Supplied records:
··········

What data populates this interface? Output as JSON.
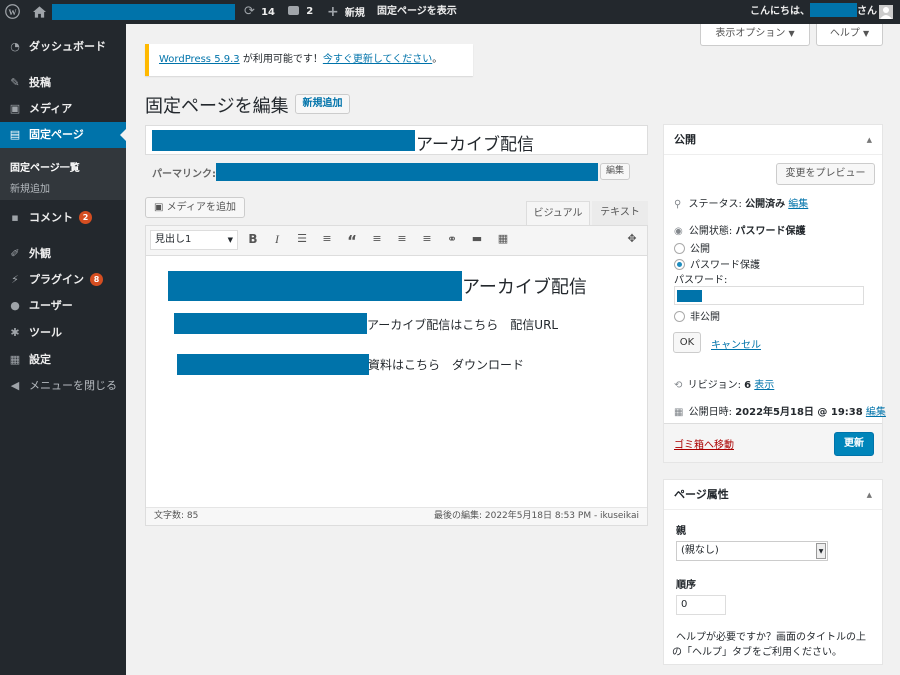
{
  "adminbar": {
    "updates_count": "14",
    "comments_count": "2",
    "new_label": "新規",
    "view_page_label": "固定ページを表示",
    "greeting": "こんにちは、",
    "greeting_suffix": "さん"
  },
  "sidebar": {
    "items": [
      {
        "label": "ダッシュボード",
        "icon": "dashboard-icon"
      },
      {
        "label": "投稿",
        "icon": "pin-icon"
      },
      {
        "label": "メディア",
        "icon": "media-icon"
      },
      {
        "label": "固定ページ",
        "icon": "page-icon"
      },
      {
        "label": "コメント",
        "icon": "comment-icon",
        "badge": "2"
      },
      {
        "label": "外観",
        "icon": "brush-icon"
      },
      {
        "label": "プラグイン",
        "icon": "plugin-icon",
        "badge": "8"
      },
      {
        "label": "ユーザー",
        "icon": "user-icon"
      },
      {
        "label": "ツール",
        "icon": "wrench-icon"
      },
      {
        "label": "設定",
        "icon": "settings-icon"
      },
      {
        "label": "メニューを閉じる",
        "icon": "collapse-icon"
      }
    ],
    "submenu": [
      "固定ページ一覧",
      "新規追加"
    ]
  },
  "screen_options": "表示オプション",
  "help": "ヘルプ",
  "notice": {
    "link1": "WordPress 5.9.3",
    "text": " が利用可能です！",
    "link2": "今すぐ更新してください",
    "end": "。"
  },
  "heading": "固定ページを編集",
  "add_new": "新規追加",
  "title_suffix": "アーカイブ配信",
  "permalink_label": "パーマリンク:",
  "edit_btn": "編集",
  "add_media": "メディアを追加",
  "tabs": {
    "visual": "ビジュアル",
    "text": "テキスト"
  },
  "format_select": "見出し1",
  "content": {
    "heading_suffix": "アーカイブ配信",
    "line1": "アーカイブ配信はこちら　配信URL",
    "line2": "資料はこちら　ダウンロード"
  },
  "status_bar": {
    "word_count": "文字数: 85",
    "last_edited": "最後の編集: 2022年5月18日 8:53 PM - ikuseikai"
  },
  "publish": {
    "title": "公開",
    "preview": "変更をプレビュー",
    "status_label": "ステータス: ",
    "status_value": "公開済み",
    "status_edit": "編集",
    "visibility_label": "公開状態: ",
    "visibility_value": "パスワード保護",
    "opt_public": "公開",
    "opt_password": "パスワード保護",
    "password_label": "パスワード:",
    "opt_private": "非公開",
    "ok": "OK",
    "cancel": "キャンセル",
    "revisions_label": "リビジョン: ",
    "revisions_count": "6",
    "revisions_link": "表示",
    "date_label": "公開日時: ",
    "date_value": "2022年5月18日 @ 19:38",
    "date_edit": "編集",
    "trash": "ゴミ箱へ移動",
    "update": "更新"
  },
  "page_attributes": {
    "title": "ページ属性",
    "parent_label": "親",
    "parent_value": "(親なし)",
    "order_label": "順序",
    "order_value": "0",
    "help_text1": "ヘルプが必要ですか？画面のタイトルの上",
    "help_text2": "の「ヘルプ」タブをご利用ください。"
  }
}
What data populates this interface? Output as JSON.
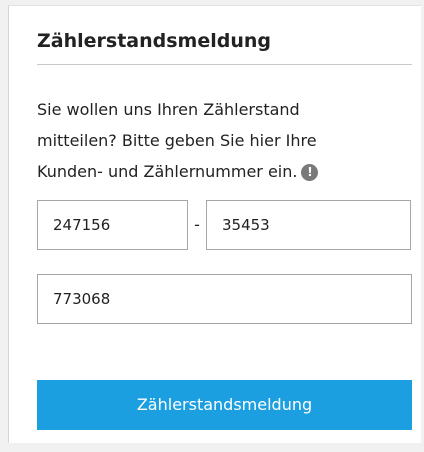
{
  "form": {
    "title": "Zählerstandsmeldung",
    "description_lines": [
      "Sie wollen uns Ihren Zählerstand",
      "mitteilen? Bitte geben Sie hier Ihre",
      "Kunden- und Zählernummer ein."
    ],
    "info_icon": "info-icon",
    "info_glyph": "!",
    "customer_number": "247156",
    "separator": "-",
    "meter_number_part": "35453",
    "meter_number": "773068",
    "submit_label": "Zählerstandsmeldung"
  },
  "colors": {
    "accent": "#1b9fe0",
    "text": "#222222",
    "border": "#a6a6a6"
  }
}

··········

What you are asked to do:
Transcribe every line from the records above without alteration, and leave out the images.

Problem solution:
What data populates this interface? Output as JSON.
{
  "adminbar": {
    "updates_count": "14",
    "comments_count": "2",
    "new_label": "新規",
    "view_page_label": "固定ページを表示",
    "greeting": "こんにちは、",
    "greeting_suffix": "さん"
  },
  "sidebar": {
    "items": [
      {
        "label": "ダッシュボード",
        "icon": "dashboard-icon"
      },
      {
        "label": "投稿",
        "icon": "pin-icon"
      },
      {
        "label": "メディア",
        "icon": "media-icon"
      },
      {
        "label": "固定ページ",
        "icon": "page-icon"
      },
      {
        "label": "コメント",
        "icon": "comment-icon",
        "badge": "2"
      },
      {
        "label": "外観",
        "icon": "brush-icon"
      },
      {
        "label": "プラグイン",
        "icon": "plugin-icon",
        "badge": "8"
      },
      {
        "label": "ユーザー",
        "icon": "user-icon"
      },
      {
        "label": "ツール",
        "icon": "wrench-icon"
      },
      {
        "label": "設定",
        "icon": "settings-icon"
      },
      {
        "label": "メニューを閉じる",
        "icon": "collapse-icon"
      }
    ],
    "submenu": [
      "固定ページ一覧",
      "新規追加"
    ]
  },
  "screen_options": "表示オプション",
  "help": "ヘルプ",
  "notice": {
    "link1": "WordPress 5.9.3",
    "text": " が利用可能です！",
    "link2": "今すぐ更新してください",
    "end": "。"
  },
  "heading": "固定ページを編集",
  "add_new": "新規追加",
  "title_suffix": "アーカイブ配信",
  "permalink_label": "パーマリンク:",
  "edit_btn": "編集",
  "add_media": "メディアを追加",
  "tabs": {
    "visual": "ビジュアル",
    "text": "テキスト"
  },
  "format_select": "見出し1",
  "content": {
    "heading_suffix": "アーカイブ配信",
    "line1": "アーカイブ配信はこちら　配信URL",
    "line2": "資料はこちら　ダウンロード"
  },
  "status_bar": {
    "word_count": "文字数: 85",
    "last_edited": "最後の編集: 2022年5月18日 8:53 PM - ikuseikai"
  },
  "publish": {
    "title": "公開",
    "preview": "変更をプレビュー",
    "status_label": "ステータス: ",
    "status_value": "公開済み",
    "status_edit": "編集",
    "visibility_label": "公開状態: ",
    "visibility_value": "パスワード保護",
    "opt_public": "公開",
    "opt_password": "パスワード保護",
    "password_label": "パスワード:",
    "opt_private": "非公開",
    "ok": "OK",
    "cancel": "キャンセル",
    "revisions_label": "リビジョン: ",
    "revisions_count": "6",
    "revisions_link": "表示",
    "date_label": "公開日時: ",
    "date_value": "2022年5月18日 @ 19:38",
    "date_edit": "編集",
    "trash": "ゴミ箱へ移動",
    "update": "更新"
  },
  "page_attributes": {
    "title": "ページ属性",
    "parent_label": "親",
    "parent_value": "(親なし)",
    "order_label": "順序",
    "order_value": "0",
    "help_text1": "ヘルプが必要ですか？画面のタイトルの上",
    "help_text2": "の「ヘルプ」タブをご利用ください。"
  }
}
What data populates this interface? Output as JSON.
{
  "form": {
    "title": "Zählerstandsmeldung",
    "description_lines": [
      "Sie wollen uns Ihren Zählerstand",
      "mitteilen? Bitte geben Sie hier Ihre",
      "Kunden- und Zählernummer ein."
    ],
    "info_icon": "info-icon",
    "info_glyph": "!",
    "customer_number": "247156",
    "separator": "-",
    "meter_number_part": "35453",
    "meter_number": "773068",
    "submit_label": "Zählerstandsmeldung"
  },
  "colors": {
    "accent": "#1b9fe0",
    "text": "#222222",
    "border": "#a6a6a6"
  }
}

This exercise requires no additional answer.